=== DATASET EXTRACT ===

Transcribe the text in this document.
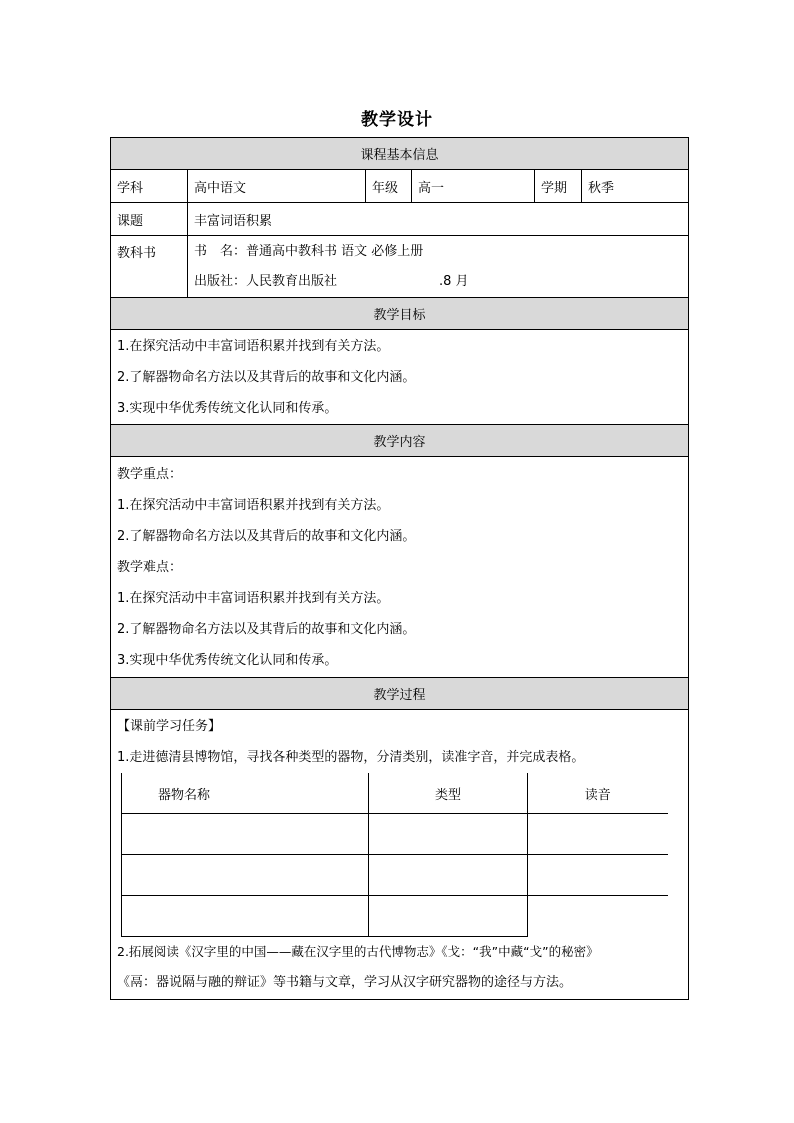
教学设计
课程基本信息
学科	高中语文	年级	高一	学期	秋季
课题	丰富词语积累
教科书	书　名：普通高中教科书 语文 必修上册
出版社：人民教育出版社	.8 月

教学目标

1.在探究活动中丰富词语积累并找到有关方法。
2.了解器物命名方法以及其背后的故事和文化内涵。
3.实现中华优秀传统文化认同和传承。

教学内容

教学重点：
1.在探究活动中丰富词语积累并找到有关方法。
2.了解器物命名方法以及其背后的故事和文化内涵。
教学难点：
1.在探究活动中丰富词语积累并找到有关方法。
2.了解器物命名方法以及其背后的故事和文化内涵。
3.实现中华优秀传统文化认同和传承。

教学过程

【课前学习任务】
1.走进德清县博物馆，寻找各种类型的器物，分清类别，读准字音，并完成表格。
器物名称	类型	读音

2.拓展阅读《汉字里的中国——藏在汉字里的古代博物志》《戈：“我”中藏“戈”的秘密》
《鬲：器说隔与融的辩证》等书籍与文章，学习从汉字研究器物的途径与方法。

===
=== DATASET EXTRACT ===

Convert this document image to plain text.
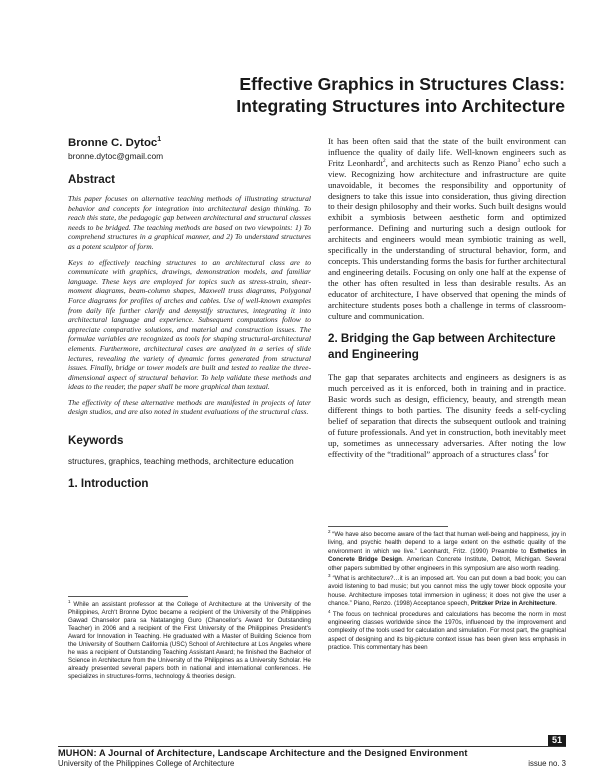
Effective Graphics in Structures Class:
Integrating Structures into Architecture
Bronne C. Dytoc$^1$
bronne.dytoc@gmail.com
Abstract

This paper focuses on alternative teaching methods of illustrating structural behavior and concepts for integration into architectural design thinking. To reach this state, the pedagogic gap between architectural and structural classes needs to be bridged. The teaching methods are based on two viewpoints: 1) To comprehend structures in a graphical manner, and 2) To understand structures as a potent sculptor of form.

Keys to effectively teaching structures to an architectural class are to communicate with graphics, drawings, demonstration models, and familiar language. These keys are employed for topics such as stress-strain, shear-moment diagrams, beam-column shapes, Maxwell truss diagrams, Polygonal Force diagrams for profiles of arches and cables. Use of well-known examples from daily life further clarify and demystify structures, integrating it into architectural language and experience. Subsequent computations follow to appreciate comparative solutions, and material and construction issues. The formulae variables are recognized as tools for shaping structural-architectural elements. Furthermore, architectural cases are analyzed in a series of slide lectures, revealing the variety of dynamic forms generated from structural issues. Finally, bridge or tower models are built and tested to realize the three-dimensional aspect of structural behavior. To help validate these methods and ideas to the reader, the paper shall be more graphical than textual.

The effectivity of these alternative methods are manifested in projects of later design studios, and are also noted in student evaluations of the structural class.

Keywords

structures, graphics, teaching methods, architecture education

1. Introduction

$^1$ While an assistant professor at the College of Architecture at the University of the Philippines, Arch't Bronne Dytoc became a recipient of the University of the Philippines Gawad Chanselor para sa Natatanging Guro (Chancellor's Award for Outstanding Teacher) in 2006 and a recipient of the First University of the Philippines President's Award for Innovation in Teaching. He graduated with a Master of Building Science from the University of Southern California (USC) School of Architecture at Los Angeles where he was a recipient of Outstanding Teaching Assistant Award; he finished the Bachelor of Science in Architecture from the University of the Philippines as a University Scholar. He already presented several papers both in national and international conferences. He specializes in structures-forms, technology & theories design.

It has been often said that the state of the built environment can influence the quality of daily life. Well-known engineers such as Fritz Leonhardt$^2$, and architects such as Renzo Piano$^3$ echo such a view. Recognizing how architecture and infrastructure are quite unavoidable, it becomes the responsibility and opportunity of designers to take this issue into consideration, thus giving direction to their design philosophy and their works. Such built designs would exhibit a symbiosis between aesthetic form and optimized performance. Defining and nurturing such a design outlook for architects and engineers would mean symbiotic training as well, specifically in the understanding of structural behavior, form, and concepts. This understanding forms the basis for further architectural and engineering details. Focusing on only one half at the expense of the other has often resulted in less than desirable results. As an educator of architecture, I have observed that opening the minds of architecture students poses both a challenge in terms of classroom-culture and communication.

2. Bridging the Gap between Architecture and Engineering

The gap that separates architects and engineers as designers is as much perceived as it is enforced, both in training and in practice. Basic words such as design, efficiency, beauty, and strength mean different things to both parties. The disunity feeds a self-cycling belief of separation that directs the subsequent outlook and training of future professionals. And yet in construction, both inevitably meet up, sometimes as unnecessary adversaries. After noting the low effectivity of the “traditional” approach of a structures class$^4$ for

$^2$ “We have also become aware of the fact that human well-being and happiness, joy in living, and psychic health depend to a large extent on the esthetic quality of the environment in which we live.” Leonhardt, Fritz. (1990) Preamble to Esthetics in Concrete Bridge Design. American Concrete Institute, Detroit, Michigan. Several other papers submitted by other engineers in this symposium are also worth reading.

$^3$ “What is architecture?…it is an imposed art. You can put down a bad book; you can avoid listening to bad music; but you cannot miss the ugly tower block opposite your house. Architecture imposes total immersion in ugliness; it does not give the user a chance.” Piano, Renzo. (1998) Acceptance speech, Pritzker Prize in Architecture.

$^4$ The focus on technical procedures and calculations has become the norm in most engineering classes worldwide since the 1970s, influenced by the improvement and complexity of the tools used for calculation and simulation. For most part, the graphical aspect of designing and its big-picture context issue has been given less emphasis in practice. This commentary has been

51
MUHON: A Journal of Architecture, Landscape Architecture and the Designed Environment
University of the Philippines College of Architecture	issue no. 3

===

WHAT NEEDS TO BE DONE
Scan the material for lines with the word "practice", and copy each line you find.

COMPLETE ANSWER
The gap that separates architects and engineers as designers is as much perceived as it is enforced, both in training and in practice. Basic words such as design, efficiency, beauty, and strength mean different things to both parties. The disunity feeds a self-cycling belief of separation that directs the subsequent outlook and training of future professionals. And yet in construction, both inevitably meet up, sometimes as unnecessary adversaries. After noting the low effectivity of the “traditional” approach of a structures class$^4$ for
$^4$ The focus on technical procedures and calculations has become the norm in most engineering classes worldwide since the 1970s, influenced by the improvement and complexity of the tools used for calculation and simulation. For most part, the graphical aspect of designing and its big-picture context issue has been given less emphasis in practice. This commentary has been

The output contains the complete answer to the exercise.